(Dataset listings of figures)

- - -

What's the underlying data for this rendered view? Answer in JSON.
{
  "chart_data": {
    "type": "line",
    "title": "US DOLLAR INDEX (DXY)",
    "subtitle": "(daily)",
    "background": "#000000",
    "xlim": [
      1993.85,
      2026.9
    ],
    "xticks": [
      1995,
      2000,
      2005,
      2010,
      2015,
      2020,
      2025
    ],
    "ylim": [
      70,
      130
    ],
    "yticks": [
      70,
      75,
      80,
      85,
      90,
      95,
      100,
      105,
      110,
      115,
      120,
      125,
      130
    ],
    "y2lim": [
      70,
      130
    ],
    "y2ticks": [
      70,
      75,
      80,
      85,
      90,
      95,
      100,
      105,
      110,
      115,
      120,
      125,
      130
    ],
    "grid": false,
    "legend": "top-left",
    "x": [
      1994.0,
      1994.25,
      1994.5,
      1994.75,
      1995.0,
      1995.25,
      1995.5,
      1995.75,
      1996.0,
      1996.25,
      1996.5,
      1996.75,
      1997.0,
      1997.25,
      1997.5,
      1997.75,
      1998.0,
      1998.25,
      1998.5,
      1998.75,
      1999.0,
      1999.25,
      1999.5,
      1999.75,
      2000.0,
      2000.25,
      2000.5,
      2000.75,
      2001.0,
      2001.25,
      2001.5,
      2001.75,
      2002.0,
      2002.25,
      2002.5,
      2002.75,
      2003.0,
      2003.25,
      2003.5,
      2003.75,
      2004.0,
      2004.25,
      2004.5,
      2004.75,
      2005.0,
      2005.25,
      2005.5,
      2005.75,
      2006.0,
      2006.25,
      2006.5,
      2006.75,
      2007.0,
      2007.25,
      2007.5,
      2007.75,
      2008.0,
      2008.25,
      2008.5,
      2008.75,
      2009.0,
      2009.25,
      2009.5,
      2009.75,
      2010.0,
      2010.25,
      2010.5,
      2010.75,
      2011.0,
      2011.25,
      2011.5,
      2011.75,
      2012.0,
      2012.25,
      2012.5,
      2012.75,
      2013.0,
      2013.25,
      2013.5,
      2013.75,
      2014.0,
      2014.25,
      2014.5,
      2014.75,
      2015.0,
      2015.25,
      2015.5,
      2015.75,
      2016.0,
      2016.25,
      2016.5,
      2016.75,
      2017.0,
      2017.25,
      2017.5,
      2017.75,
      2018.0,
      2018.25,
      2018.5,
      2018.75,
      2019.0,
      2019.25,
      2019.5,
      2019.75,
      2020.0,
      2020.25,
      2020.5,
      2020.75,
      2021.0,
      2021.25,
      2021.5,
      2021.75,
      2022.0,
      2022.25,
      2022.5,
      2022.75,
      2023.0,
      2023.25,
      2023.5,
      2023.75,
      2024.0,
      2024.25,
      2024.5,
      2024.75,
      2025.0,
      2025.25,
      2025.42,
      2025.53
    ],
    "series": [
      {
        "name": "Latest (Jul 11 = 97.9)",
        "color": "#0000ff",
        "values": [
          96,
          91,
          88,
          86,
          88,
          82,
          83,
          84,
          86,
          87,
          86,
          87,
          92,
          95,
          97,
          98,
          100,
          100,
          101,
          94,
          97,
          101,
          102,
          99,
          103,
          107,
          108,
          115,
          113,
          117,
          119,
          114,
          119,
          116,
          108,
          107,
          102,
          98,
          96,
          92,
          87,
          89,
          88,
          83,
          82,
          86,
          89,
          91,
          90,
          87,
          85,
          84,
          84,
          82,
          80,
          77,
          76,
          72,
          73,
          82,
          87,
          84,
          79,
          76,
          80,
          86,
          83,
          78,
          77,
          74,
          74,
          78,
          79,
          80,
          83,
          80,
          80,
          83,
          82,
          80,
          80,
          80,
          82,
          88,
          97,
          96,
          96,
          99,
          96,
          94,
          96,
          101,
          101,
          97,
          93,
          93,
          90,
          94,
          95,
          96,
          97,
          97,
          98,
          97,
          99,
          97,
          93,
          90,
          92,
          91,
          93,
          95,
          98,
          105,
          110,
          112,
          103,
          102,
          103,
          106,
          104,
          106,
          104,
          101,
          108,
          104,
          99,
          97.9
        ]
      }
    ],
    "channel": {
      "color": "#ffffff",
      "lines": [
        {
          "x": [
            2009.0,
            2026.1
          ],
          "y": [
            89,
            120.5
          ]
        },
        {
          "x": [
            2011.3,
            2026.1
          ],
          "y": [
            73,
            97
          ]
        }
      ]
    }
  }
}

- - -

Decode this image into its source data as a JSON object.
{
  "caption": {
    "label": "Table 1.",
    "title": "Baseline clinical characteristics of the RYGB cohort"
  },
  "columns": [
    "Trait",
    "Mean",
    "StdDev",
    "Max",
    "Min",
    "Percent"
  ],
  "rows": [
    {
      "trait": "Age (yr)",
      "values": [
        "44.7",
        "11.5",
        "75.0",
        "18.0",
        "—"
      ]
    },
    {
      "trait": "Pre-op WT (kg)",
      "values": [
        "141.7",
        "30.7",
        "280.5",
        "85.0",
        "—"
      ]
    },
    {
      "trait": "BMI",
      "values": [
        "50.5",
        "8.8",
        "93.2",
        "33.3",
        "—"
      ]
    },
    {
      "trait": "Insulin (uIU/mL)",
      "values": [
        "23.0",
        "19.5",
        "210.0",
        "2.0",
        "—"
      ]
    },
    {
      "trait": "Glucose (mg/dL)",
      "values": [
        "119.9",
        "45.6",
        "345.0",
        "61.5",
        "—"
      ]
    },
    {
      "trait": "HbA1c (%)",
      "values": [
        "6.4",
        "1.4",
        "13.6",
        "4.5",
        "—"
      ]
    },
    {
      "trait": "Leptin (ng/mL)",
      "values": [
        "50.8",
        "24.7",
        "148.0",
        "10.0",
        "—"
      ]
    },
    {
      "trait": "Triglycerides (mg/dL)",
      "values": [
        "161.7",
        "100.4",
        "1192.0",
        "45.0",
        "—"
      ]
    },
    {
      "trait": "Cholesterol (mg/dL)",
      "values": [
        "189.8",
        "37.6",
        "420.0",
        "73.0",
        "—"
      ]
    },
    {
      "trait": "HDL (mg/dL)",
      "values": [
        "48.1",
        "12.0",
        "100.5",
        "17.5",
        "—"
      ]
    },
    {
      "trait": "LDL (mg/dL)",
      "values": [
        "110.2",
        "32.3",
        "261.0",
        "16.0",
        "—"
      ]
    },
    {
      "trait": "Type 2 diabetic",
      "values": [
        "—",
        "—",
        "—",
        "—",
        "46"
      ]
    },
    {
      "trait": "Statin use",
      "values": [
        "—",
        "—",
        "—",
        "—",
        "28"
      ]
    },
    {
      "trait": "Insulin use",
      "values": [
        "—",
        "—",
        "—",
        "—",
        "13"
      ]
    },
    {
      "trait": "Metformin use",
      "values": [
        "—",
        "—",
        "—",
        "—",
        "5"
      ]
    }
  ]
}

- - -

- [Written instruction]:
Gather from the data above every line with the string "JSON".

- [The completed task]:
What's the underlying data for this rendered view? Answer in JSON.
Decode this image into its source data as a JSON object.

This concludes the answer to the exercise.